Aim of the exercise:
Bring together all lines of the material below that contain the string "власти".

Supplied records:
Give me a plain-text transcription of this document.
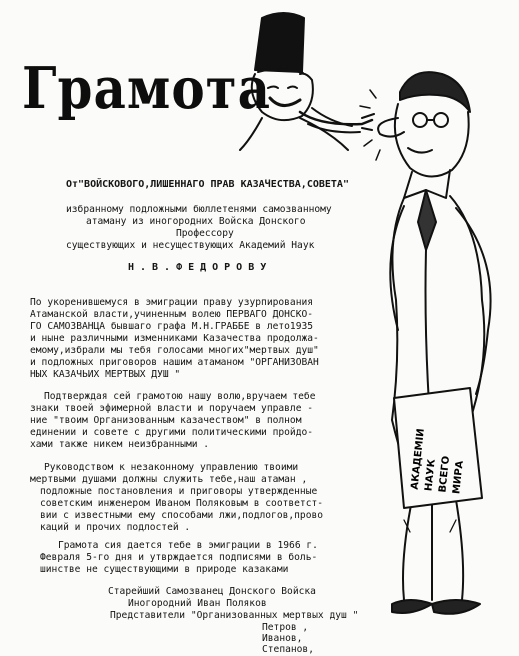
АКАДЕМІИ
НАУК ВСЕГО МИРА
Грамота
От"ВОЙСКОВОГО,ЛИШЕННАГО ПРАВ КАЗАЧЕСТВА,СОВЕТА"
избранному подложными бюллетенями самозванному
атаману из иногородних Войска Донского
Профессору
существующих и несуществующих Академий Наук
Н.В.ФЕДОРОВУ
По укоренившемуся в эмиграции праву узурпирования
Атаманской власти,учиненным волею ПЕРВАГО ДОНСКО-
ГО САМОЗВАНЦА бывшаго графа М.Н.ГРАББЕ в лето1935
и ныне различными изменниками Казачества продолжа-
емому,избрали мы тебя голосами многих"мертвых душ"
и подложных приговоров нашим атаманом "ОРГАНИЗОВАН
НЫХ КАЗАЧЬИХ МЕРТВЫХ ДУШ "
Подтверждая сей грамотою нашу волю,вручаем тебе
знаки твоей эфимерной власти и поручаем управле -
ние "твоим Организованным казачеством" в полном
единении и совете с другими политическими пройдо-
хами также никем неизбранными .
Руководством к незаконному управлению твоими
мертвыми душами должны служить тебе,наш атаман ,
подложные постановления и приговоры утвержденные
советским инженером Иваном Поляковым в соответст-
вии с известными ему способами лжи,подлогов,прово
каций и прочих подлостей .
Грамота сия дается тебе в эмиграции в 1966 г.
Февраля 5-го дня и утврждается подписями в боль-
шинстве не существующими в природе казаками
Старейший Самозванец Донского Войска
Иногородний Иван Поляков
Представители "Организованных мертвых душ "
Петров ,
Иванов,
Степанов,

Reply to the task:
Атаманской власти,учиненным волею ПЕРВАГО ДОНСКО-
знаки твоей эфимерной власти и поручаем управле -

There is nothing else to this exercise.